Start of Given text
W3C home > Mailing lists > Public > public-dwbp-wg@w3.org > March 2016

Re: Subsetting BP

From: Eric Stephan <ericphb@gmail.com>
Date: Wed, 23 Mar 2016 16:42:39 -0700
Message-ID: <CAMFz4jhHxkUidecnhs1A27vrNuBkvxF_-SbmTe70wA-+L_M1Sw@mail.gmail.com>
To: Phil Archer <phila@w3.org>
Cc: Public DWBP WG <public-dwbp-wg@w3.org>
Very interesting discussion.  I re-read Annette's BP write up and one
aspect that caught my eye was the phrase "Subsetting approaches should aim
for a high ratio of needed data to unneeded data for the largest number of
users."

Based on recent discussions subsetting generally speaking isn't simply
saying I want a smaller amount of data, its making a very specific request,
based on
* marking up the data (could mean indexing, )
* Using an API, slices, query or some data abstracted structure.
* Based on Jeremy's observations about bulk download, I would also expect
as a best practice that a subsetting implementation would be interactive
and take less time from request to result than downloading the entire
dataset/distribution.

My only concern about an example is that it has the widest appeal possible.
I like sticking to the the single bus route example seems to hit that mark.

Regarding the SDW time, okay that shouldn't be a show stopper (I can dream
of a future mid day W3C meeting can't I?), I am a bit torn over that or
seeing what is going on with the RDF data shapes WG.

Kind regards,

Eric S


On Wed, Mar 23, 2016 at 3:33 PM, Phil Archer <phila@w3.org> wrote:

> Thanks Eric,
>
> Newton and Bernadette were able to join us and we had a useful discussion
> about subsetting. The minutes are at
> https://www.w3.org/2016/03/23-sdwcov-minutes. My understanding was that,
> as we discussed in our own call earlier, the difficulty is that it is
> almost impossible to talk about this in the abstract.
>
> Jeremy Tandy said: it makes sense to for dwbp to provide some advice -- if
>     you have data that is too big for a web application then
>     providew a mechanism to get hold of bits of it
>     ... eg. using predefined slices or an API
>     ... test by "here is a massive dataset -- can you work with it
>     in a browser app?
>
> So my understanding - and it is no more than my understanding which may be
> inaccurate - is that there is agreement on:
>
> - bulk download is a BP, meaning, you should make all the data available
> for download, probably not in real time, for local processing.
>
> - If the dataset is large, it's a good idea to make subsets available,
> which can be done through an API and/or through defining subsets and giving
> them identifiers.
>
> - What that API looks like, or how to construct those URIs is always going
> to be specific to the dataset.
>
> What is not clear is whether we can create a genuine BP around this.
End of Given text
Start of Information given
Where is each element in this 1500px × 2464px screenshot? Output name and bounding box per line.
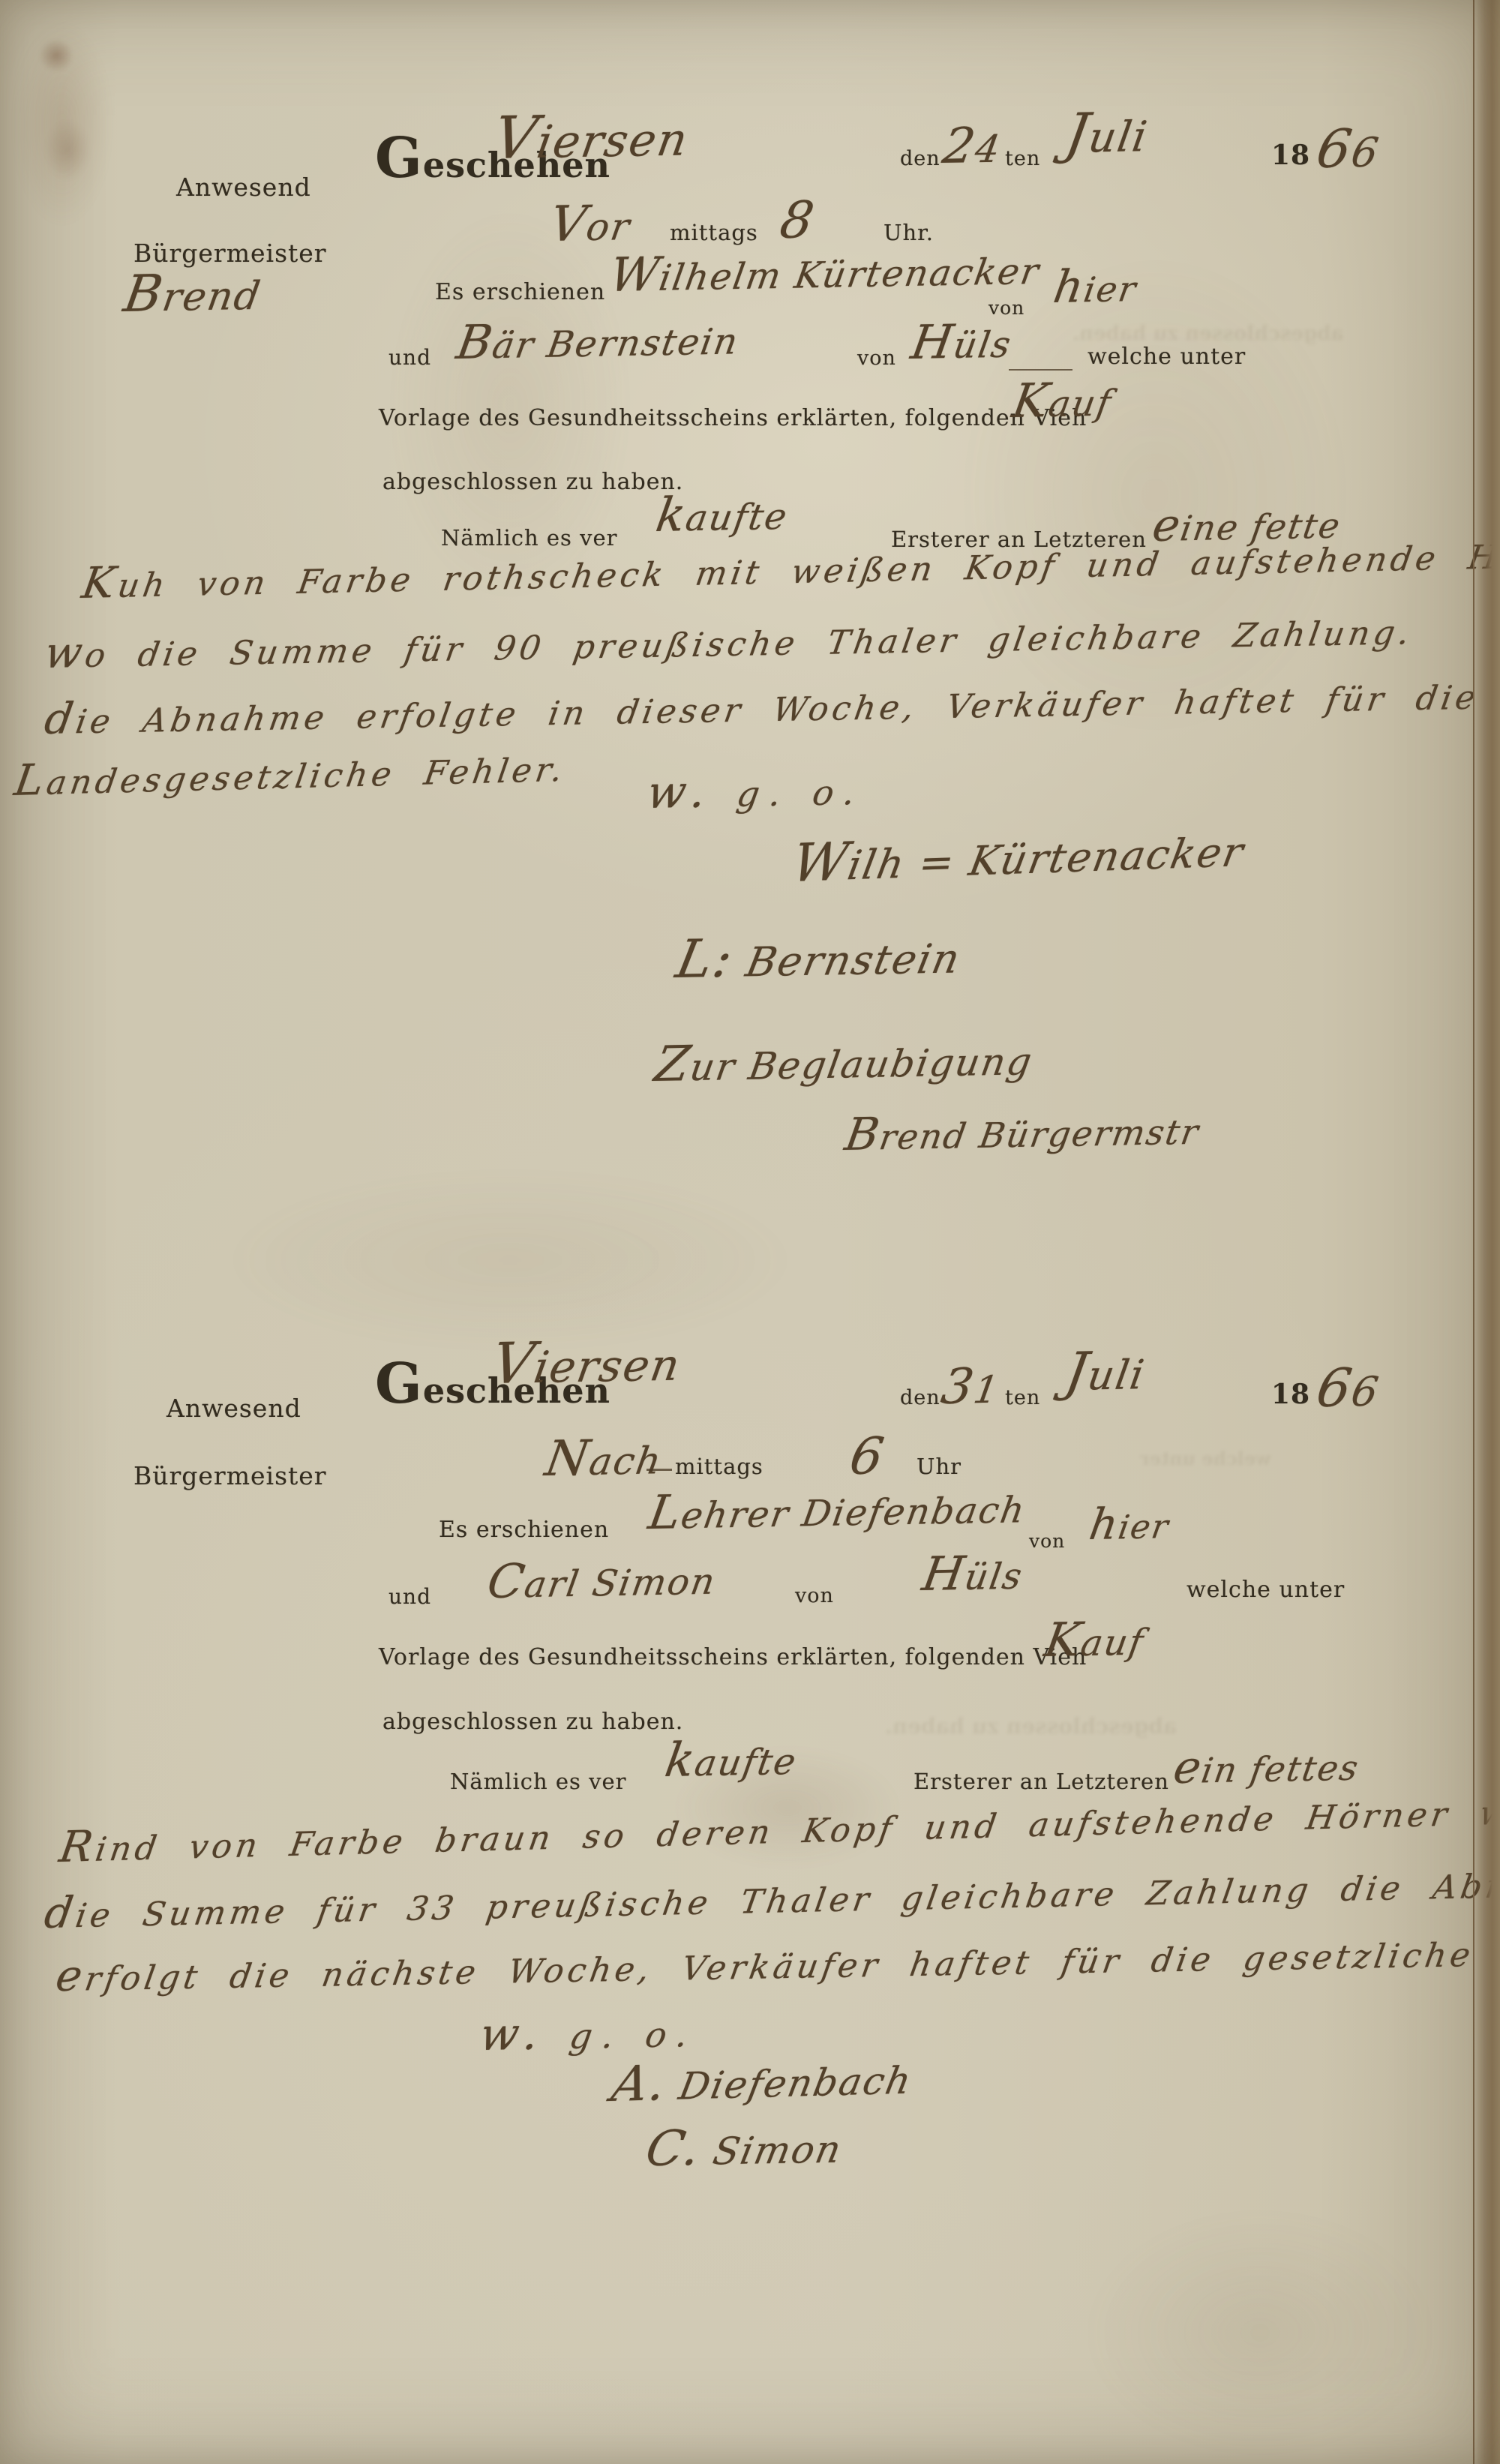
book-binding-edge (1473, 0, 1500, 2464)
mittags-label: mittags (670, 220, 758, 245)
handwritten-body-line: Rind von Farbe braun so deren Kopf und a… (56, 1784, 1500, 1872)
paper-stain (45, 120, 90, 180)
paper-stain (225, 1170, 795, 1350)
welche-unter-label: welche unter (1186, 1577, 1345, 1603)
party1-name-handwritten: Wilhelm Kürtenacker (606, 240, 1045, 302)
von-label-1: von (1029, 1530, 1065, 1552)
year-century-label: 18 (1271, 1379, 1310, 1410)
margin-anwesend-label: Anwesend (166, 1394, 302, 1423)
wgo-abbreviation: w. g. o. (644, 763, 870, 819)
ten-label: ten (1005, 147, 1040, 170)
daypart-handwritten: Vor (546, 195, 635, 253)
party2-origin-handwritten: Hüls (919, 1545, 1028, 1601)
day-handwritten: 31 (938, 1358, 1004, 1415)
month-handwritten: Juli (1061, 101, 1154, 166)
daypart-handwritten: Nach (542, 1429, 667, 1487)
handwritten-body-line: Kuh von Farbe rothscheck mit weißen Kopf… (79, 527, 1500, 608)
mittags-label: mittags (675, 1454, 764, 1479)
vorlage-label: Vorlage des Gesundheitsscheins erklärten… (379, 405, 1087, 431)
party1-origin-handwritten: hier (1050, 260, 1142, 314)
year-handwritten: 66 (1312, 1357, 1384, 1419)
naemlich-label: Nämlich es ver (450, 1769, 627, 1794)
party2-signature: C. Simon (641, 2117, 848, 2177)
day-handwritten: 24 (939, 118, 1006, 175)
uhr-label: Uhr (916, 1454, 962, 1479)
blank-line (1009, 369, 1072, 371)
hour-handwritten: 6 (846, 1426, 890, 1486)
handwritten-body-line: erfolgt die nächste Woche, Verkäufer haf… (52, 1924, 1500, 2001)
scanned-register-page: { "paper": { "paper_color": "#ccc5af", "… (0, 0, 1500, 2464)
von-label-2: von (795, 1584, 834, 1607)
bleed-through-ghost: welche unter (1140, 1448, 1271, 1469)
party2-name-handwritten: Bär Bernstein (453, 310, 744, 370)
und-label: und (388, 1584, 431, 1609)
kaufte-handwritten: kaufte (662, 1730, 802, 1787)
handwritten-body-line: Landesgesetzliche Fehler. (11, 742, 570, 806)
year-handwritten: 66 (1312, 118, 1384, 180)
hour-handwritten: 8 (776, 190, 820, 250)
es-erschienen-label: Es erschienen (435, 279, 605, 305)
party2-origin-handwritten: Hüls (908, 314, 1016, 370)
und-label: und (388, 345, 431, 370)
handwritten-body-line: die Summe für 33 preußische Thaler gleic… (41, 1856, 1500, 1938)
paper-stain (1088, 2213, 1432, 2453)
abgeschlossen-label: abgeschlossen zu haben. (382, 469, 683, 495)
month-handwritten: Juli (1061, 1340, 1150, 1403)
ersterer-label: Ersterer an Letzteren (914, 1769, 1169, 1794)
ten-label: ten (1005, 1386, 1040, 1409)
mayor-signature: Brend Bürgermstr (842, 1103, 1204, 1161)
beglaubigung-handwritten: Zur Beglaubigung (651, 1030, 1037, 1093)
party1-signature: Wilh = Kürtenacker (788, 817, 1250, 894)
welche-unter-label: welche unter (1088, 344, 1246, 370)
place-handwritten: Viersen (488, 1328, 686, 1397)
naemlich-label: Nämlich es ver (441, 525, 618, 551)
sale-object-handwritten: ein fettes (1170, 1739, 1364, 1794)
bleed-through-ghost: abgeschlossen zu haben. (1072, 323, 1343, 345)
handwritten-body-line: die Abnahme erfolgte in dieser Woche, Ve… (41, 670, 1484, 744)
pen-connector-stroke (646, 1469, 672, 1471)
year-century-label: 18 (1271, 140, 1310, 171)
paper-stain (39, 39, 74, 72)
kauf-handwritten: Kauf (1041, 1611, 1149, 1667)
margin-buergermeister-label: Bürgermeister (134, 1461, 327, 1490)
mayor-margin-signature: Brend (120, 262, 266, 323)
es-erschienen-label: Es erschienen (439, 1517, 609, 1543)
abgeschlossen-label: abgeschlossen zu haben. (382, 1709, 683, 1735)
den-label: den (900, 147, 940, 170)
party1-signature: A. Diefenbach (608, 2049, 918, 2113)
party2-signature: L: Bernstein (671, 923, 967, 990)
kauf-handwritten: Kauf (1009, 372, 1117, 428)
party2-name-handwritten: Carl Simon (484, 1550, 721, 1609)
vorlage-label: Vorlage des Gesundheitsscheins erklärten… (379, 1644, 1087, 1670)
bleed-through-ghost: abgeschlossen zu haben. (885, 1714, 1177, 1739)
party1-name-handwritten: Lehrer Diefenbach (645, 1478, 1030, 1540)
handwritten-body-line: wo die Summe für 90 preußische Thaler gl… (41, 605, 1418, 678)
party1-origin-handwritten: hier (1086, 1499, 1174, 1550)
place-handwritten: Viersen (489, 101, 694, 173)
wgo-abbreviation: w. g. o. (476, 2005, 703, 2061)
den-label: den (900, 1386, 940, 1409)
kaufte-handwritten: kaufte (652, 485, 793, 542)
von-label-2: von (857, 347, 896, 370)
margin-anwesend-label: Anwesend (176, 173, 311, 202)
paper-stain (14, 23, 111, 225)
End of Information given
### Required actions
A. Copy the passage of the email thread on subsetting data that begins with "Based on recent" and continues through "hit that mark.", word for word.
B. Resume the email thread on subsetting data, carrying it on from its final line.

### In response
A.
Based on recent discussions subsetting generally speaking isn't simply
saying I want a smaller amount of data, its making a very specific request,
based on
* marking up the data (could mean indexing, )
* Using an API, slices, query or some data abstracted structure.
* Based on Jeremy's observations about bulk download, I would also expect
as a best practice that a subsetting implementation would be interactive
and take less time from request to result than downloading the entire
dataset/distribution.

My only concern about an example is that it has the widest appeal possible.
I like sticking to the the single bus route example seems to hit that mark.

B.
>
> Newton (rightly) asks how you can test it. Jeremy suggested - but it was
> in the hoof and shouldn't be taken as gospel - that a test might be whether
> the dataset is processable within a browser. Today's browsers can handle
> around 40MB without breaking into a sweat - 10 years ago, 1 MB might have
> caused problems, so the test advances with time nicely.
>
> IMHO, what Annette wrote is right (or very close to it), and the single
> bus route example is a good one; but I know we haven't reached a consensus
> view.
>
> We could readily add in another example and could, perhaps, explicitly
> talk about spatial coverages, payments data, and statistics as examples of
> datasets that can be very large but for which many applications only ever
> want a subset.
>
> On your question about regular time slots, no, the time is about to
> change. The switch to DST in the northern hemisphere and away from it in
> the south means SDW is about to switch time slots. I can advise when the
> new time has been decided, but it's likely to be between 6 and 8 am your
> time.
>
> Phil.
>
> Phil
>
>
> On 23/03/2016 21:04, Eric Stephan wrote:
>
>> Phil,
>>
>> I  just saw this note, thanks for reaching out, it would have been nice to
>> participate.   If this is a reoccurring meeting time I'd like to
>> participate especially with the DUV activities winding down.
>>
>> Kind regards,
>>
>> Eric S
>>
>> On Wed, Mar 23, 2016 at 9:13 AM, Phil Archer <phila@w3.org> wrote:
>>
>> Just to let DWBP folks know that the Subsetting BP [1] is on the agenda
>>> for one of the Spatial data WG's sub group calls which takes place at
>>> 20:00
>>> UTC today (13:00 for Annette and Eric, 20:00 UK, 21:00 CET).
>>>
>>> I dare say that Bill Roberts, chair of that subgroup, would be happy for
>>> anyone in DWBP who wishes to join that call. Details at [2].
>>>
>>> Legal disclaimer:
>>> Please note that the SDW WG is run jointly with the OGC and therefore the
>>> output will be a joint OGC/W3C specification. In addition to the usual
>>> W3C
>>> rules, the (almost exactly the same) rules apply for OGC, it's just
>>> handled
>>> differently, See [3].
>>>
>>> Phil.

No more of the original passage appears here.